=== Rows ===

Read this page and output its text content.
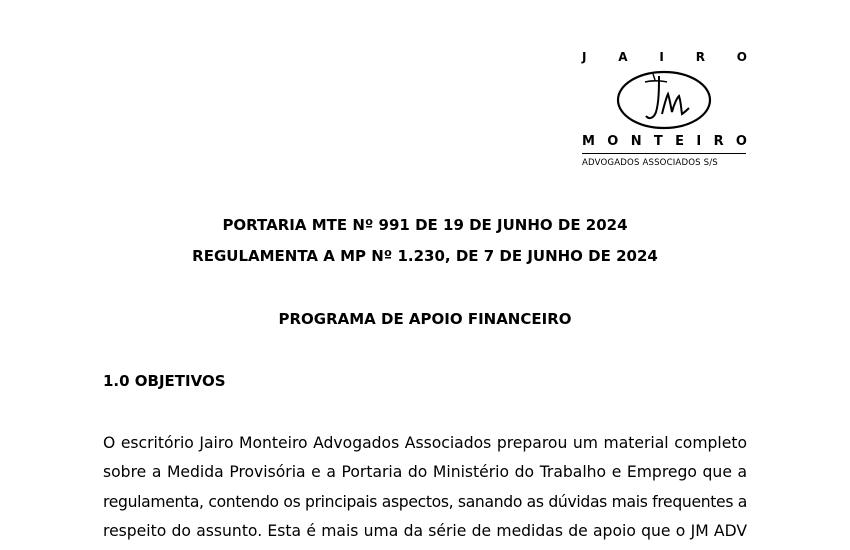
J	A	I	R	O
M O N T E I R O
ADVOGADOS ASSOCIADOS S/S
PORTARIA MTE Nº 991 DE 19 DE JUNHO DE 2024
REGULAMENTA A MP Nº 1.230, DE 7 DE JUNHO DE 2024
PROGRAMA DE APOIO FINANCEIRO
1.0 OBJETIVOS
O escritório Jairo Monteiro Advogados Associados preparou um material completo
sobre a Medida Provisória e a Portaria do Ministério do Trabalho e Emprego que a
regulamenta, contendo os principais aspectos, sanando as dúvidas mais frequentes a
respeito do assunto. Esta é mais uma da série de medidas de apoio que o JM ADV
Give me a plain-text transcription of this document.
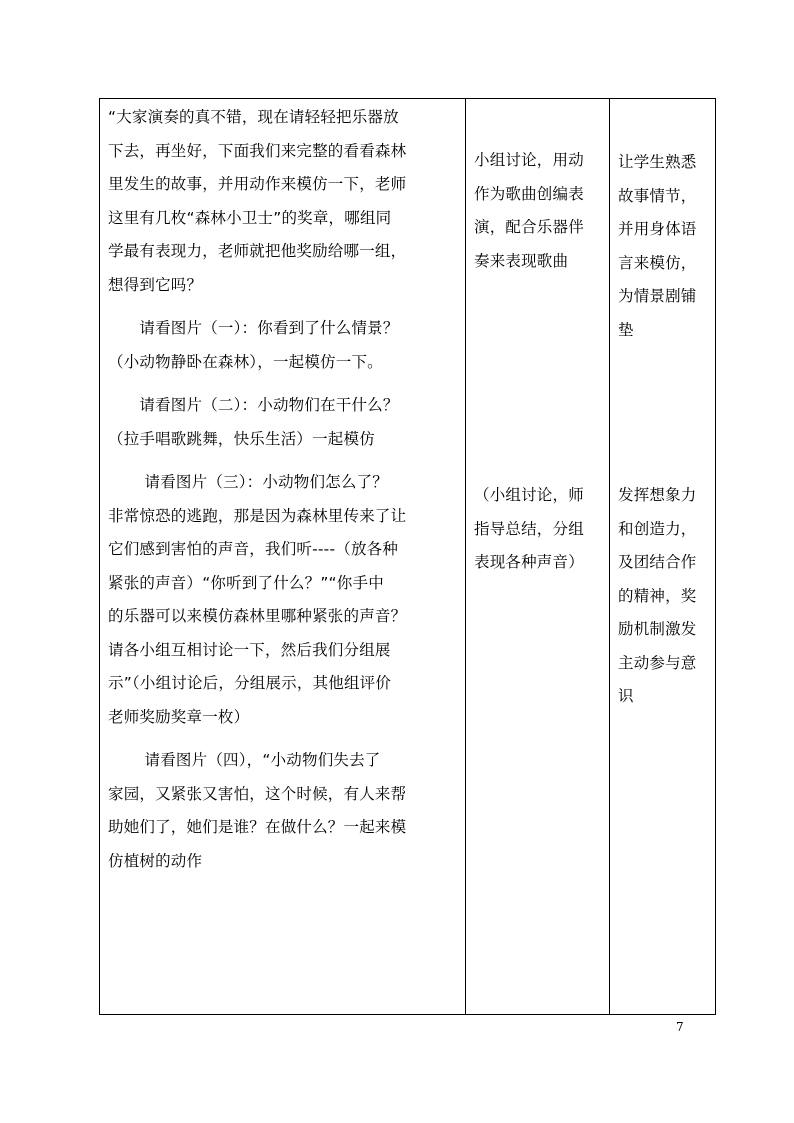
“大家演奏的真不错，现在请轻轻把乐器放
下去，再坐好，下面我们来完整的看看森林
里发生的故事，并用动作来模仿一下，老师
这里有几枚“森林小卫士”的奖章，哪组同
学最有表现力，老师就把他奖励给哪一组，
想得到它吗？
　　请看图片（一）：你看到了什么情景？
（小动物静卧在森林），一起模仿一下。
　　请看图片（二）：小动物们在干什么？
（拉手唱歌跳舞，快乐生活）一起模仿
　　 请看图片（三）：小动物们怎么了？
非常惊恐的逃跑，那是因为森林里传来了让
它们感到害怕的声音，我们听----（放各种
紧张的声音）“你听到了什么？”“你手中
的乐器可以来模仿森林里哪种紧张的声音？
请各小组互相讨论一下，然后我们分组展
示”（小组讨论后，分组展示，其他组评价
老师奖励奖章一枚）
　　 请看图片（四），“小动物们失去了
家园，又紧张又害怕，这个时候，有人来帮
助她们了，她们是谁？在做什么？一起来模
仿植树的动作
小组讨论，用动
作为歌曲创编表
演，配合乐器伴
奏来表现歌曲
（小组讨论，师
指导总结，分组
表现各种声音）
让学生熟悉
故事情节，
并用身体语
言来模仿，
为情景剧铺
垫
发挥想象力
和创造力，
及团结合作
的精神，奖
励机制激发
主动参与意
识
7
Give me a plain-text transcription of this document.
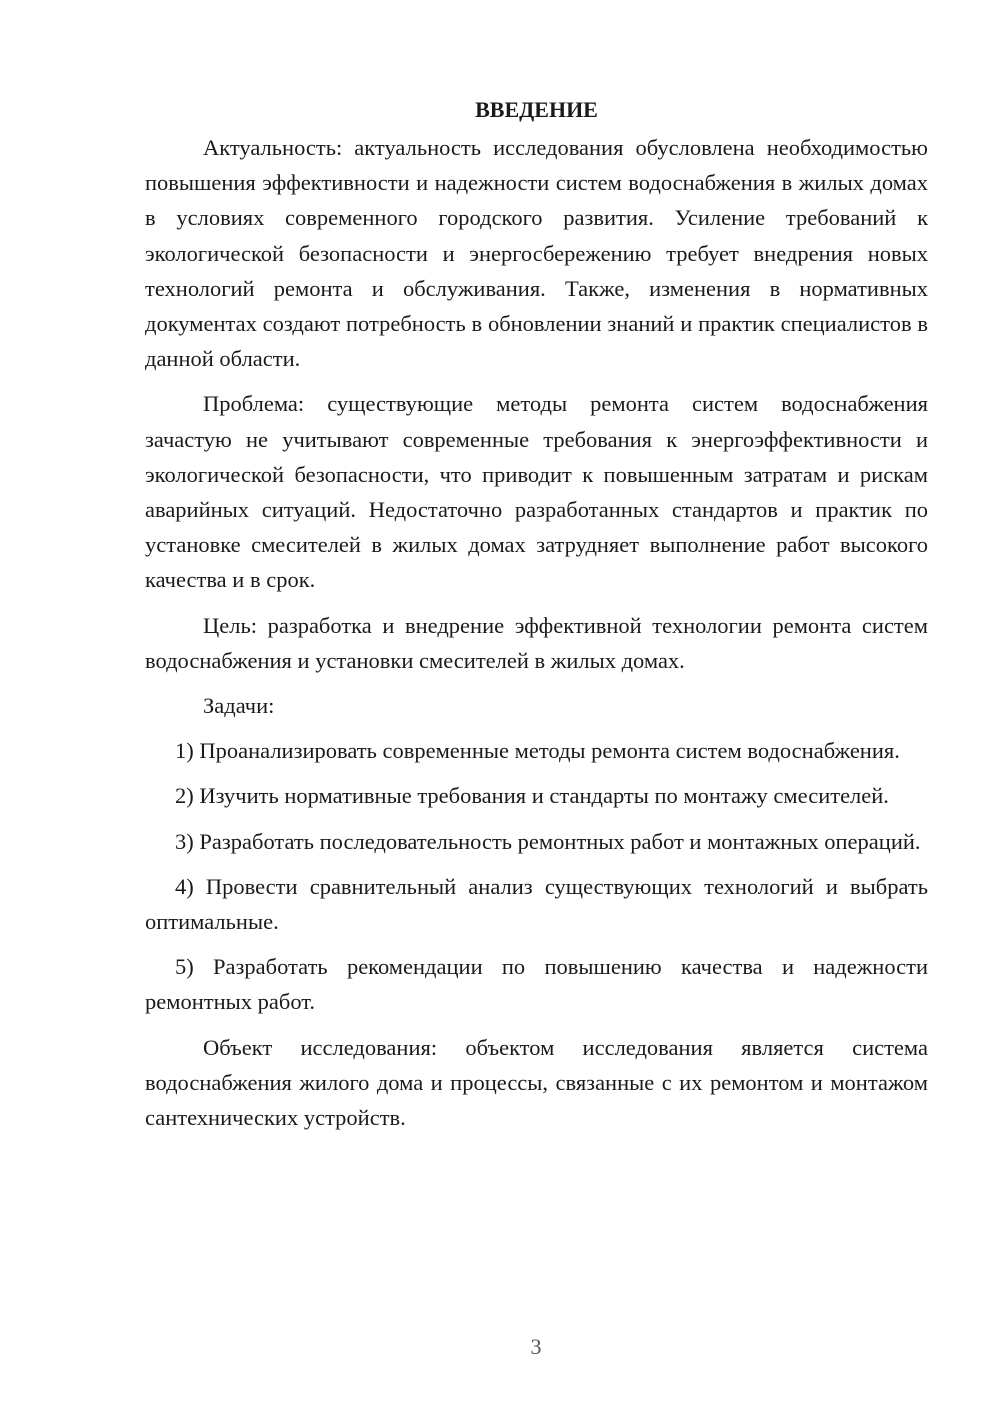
ВВЕДЕНИЕ

Актуальность: актуальность исследования обусловлена необходимостью повышения эффективности и надежности систем водоснабжения в жилых домах в условиях современного городского развития. Усиление требований к экологической безопасности и энергосбережению требует внедрения новых технологий ремонта и обслуживания. Также, изменения в нормативных документах создают потребность в обновлении знаний и практик специалистов в данной области.

Проблема: существующие методы ремонта систем водоснабжения зачастую не учитывают современные требования к энергоэффективности и экологической безопасности, что приводит к повышенным затратам и рискам аварийных ситуаций. Недостаточно разработанных стандартов и практик по установке смесителей в жилых домах затрудняет выполнение работ высокого качества и в срок.

Цель: разработка и внедрение эффективной технологии ремонта систем водоснабжения и установки смесителей в жилых домах.

Задачи:

1) Проанализировать современные методы ремонта систем водоснабжения.

2) Изучить нормативные требования и стандарты по монтажу смесителей.

3) Разработать последовательность ремонтных работ и монтажных операций.

4) Провести сравнительный анализ существующих технологий и выбрать оптимальные.

5) Разработать рекомендации по повышению качества и надежности ремонтных работ.

Объект исследования: объектом исследования является система водоснабжения жилого дома и процессы, связанные с их ремонтом и монтажом сантехнических устройств.

3
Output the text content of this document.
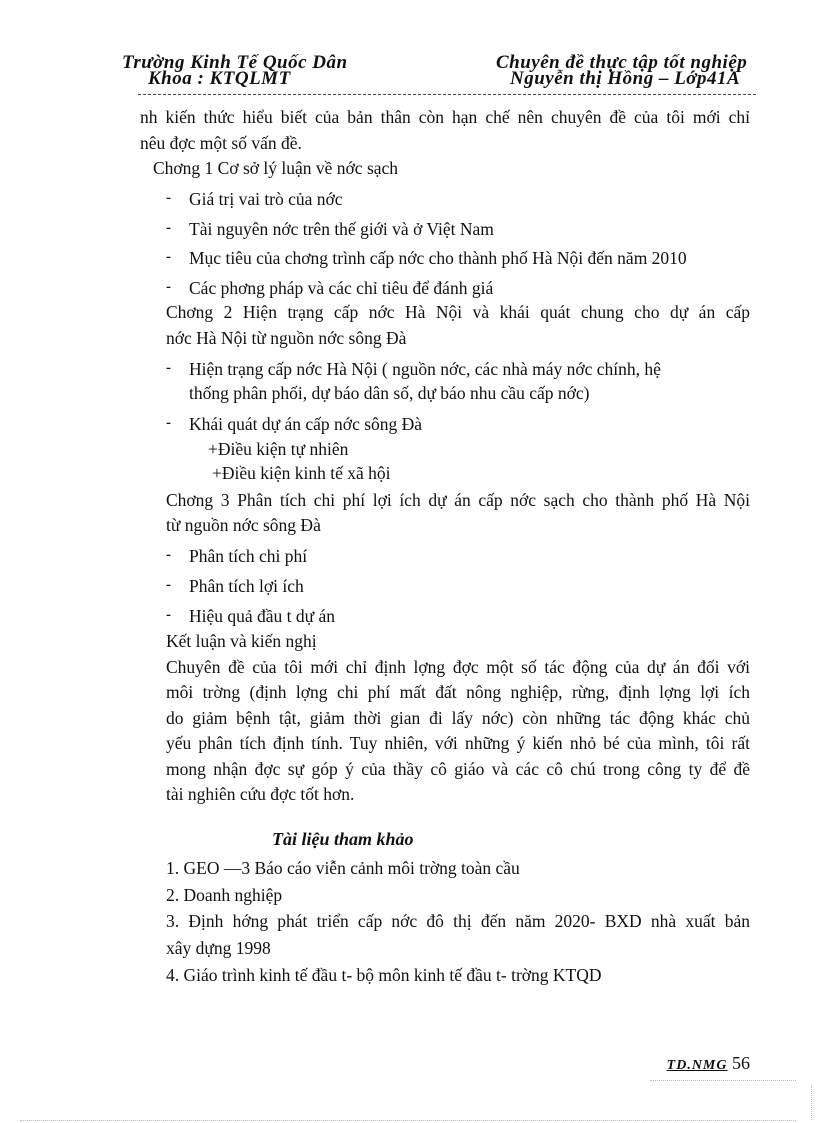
Trường Kinh Tế Quốc Dân
Khoa : KTQLMT
Chuyên đề thực tập tốt nghiệp
Nguyễn thị Hồng – Lớp41A
nh kiến thức hiểu biết của bản thân còn hạn chế nên chuyên đề của tôi mới chỉ
nêu đợc một số vấn đề.
Chơng 1 Cơ sở lý luận về nớc sạch
- Giá trị vai trò của nớc
- Tài nguyên nớc trên thế giới và ở Việt Nam
- Mục tiêu của chơng trình cấp nớc cho thành phố Hà Nội đến năm 2010
- Các phơng pháp và các chỉ tiêu để đánh giá
Chơng 2 Hiện trạng cấp nớc Hà Nội và khái quát chung cho dự án cấp
nớc Hà Nội từ nguồn nớc sông Đà
- Hiện trạng cấp nớc Hà Nội ( nguồn nớc, các nhà máy nớc chính, hệ
thống phân phối, dự báo dân số, dự báo nhu cầu cấp nớc)
- Khái quát dự án cấp nớc sông Đà
+Điều kiện tự nhiên
+Điều kiện kinh tế xã hội
Chơng 3 Phân tích chi phí lợi ích dự án cấp nớc sạch cho thành phố Hà Nội
từ nguồn nớc sông Đà
- Phân tích chi phí
- Phân tích lợi ích
- Hiệu quả đầu t dự án
Kết luận và kiến nghị
Chuyên đề của tôi mới chỉ định lợng đợc một số tác động của dự án đối với
môi trờng (định lợng chi phí mất đất nông nghiệp, rừng, định lợng lợi ích
do giảm bệnh tật, giảm thời gian đi lấy nớc) còn những tác động khác chủ
yếu phân tích định tính. Tuy nhiên, với những ý kiến nhỏ bé của mình, tôi rất
mong nhận đợc sự góp ý của thầy cô giáo và các cô chú trong công ty để đề
tài nghiên cứu đợc tốt hơn.
Tài liệu tham khảo
1. GEO —3 Báo cáo viễn cảnh môi trờng toàn cầu
2. Doanh nghiệp
3. Định hớng phát triển cấp nớc đô thị đến năm 2020- BXD nhà xuất bản
xây dựng 1998
4. Giáo trình kinh tế đầu t- bộ môn kinh tế đầu t- trờng KTQD
TD.NMG 56
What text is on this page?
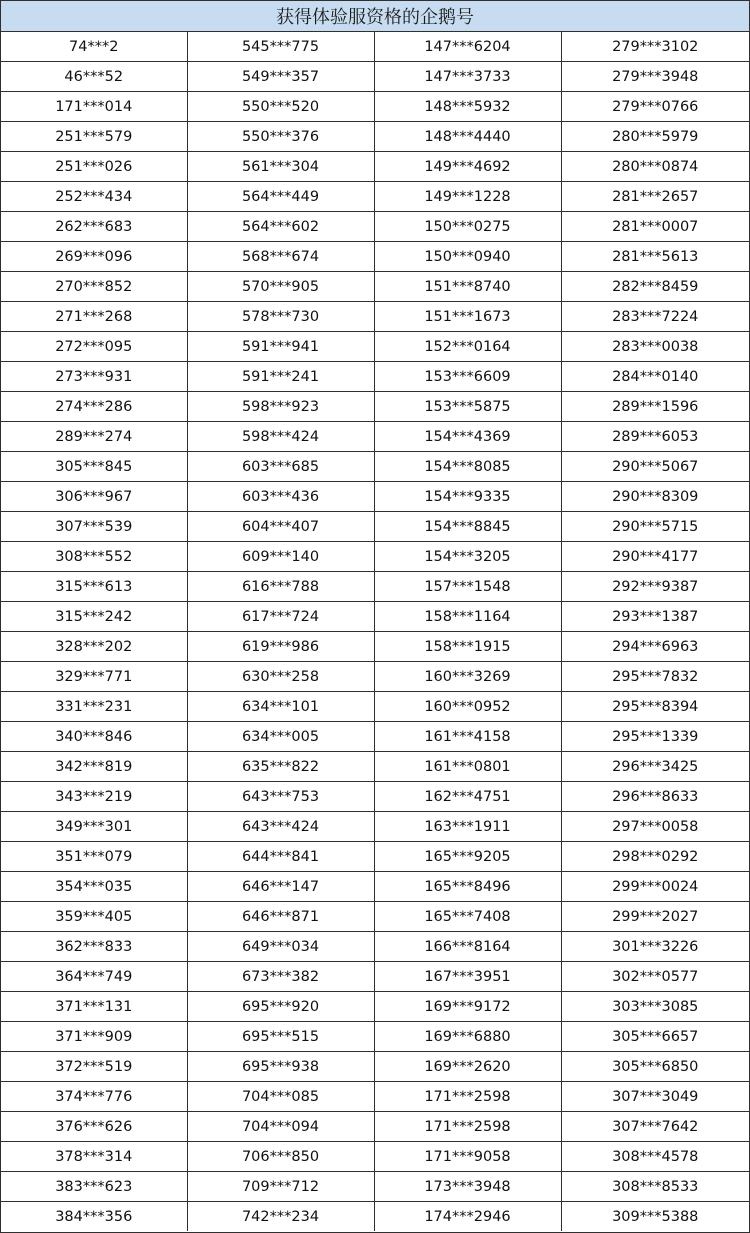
获得体验服资格的企鹅号
74***2	545***775	147***6204	279***3102
46***52	549***357	147***3733	279***3948
171***014	550***520	148***5932	279***0766
251***579	550***376	148***4440	280***5979
251***026	561***304	149***4692	280***0874
252***434	564***449	149***1228	281***2657
262***683	564***602	150***0275	281***0007
269***096	568***674	150***0940	281***5613
270***852	570***905	151***8740	282***8459
271***268	578***730	151***1673	283***7224
272***095	591***941	152***0164	283***0038
273***931	591***241	153***6609	284***0140
274***286	598***923	153***5875	289***1596
289***274	598***424	154***4369	289***6053
305***845	603***685	154***8085	290***5067
306***967	603***436	154***9335	290***8309
307***539	604***407	154***8845	290***5715
308***552	609***140	154***3205	290***4177
315***613	616***788	157***1548	292***9387
315***242	617***724	158***1164	293***1387
328***202	619***986	158***1915	294***6963
329***771	630***258	160***3269	295***7832
331***231	634***101	160***0952	295***8394
340***846	634***005	161***4158	295***1339
342***819	635***822	161***0801	296***3425
343***219	643***753	162***4751	296***8633
349***301	643***424	163***1911	297***0058
351***079	644***841	165***9205	298***0292
354***035	646***147	165***8496	299***0024
359***405	646***871	165***7408	299***2027
362***833	649***034	166***8164	301***3226
364***749	673***382	167***3951	302***0577
371***131	695***920	169***9172	303***3085
371***909	695***515	169***6880	305***6657
372***519	695***938	169***2620	305***6850
374***776	704***085	171***2598	307***3049
376***626	704***094	171***2598	307***7642
378***314	706***850	171***9058	308***4578
383***623	709***712	173***3948	308***8533
384***356	742***234	174***2946	309***5388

===

[Given exercise]
How many of the lines above hold the word "trình"? Give only that number.

[Solution]
2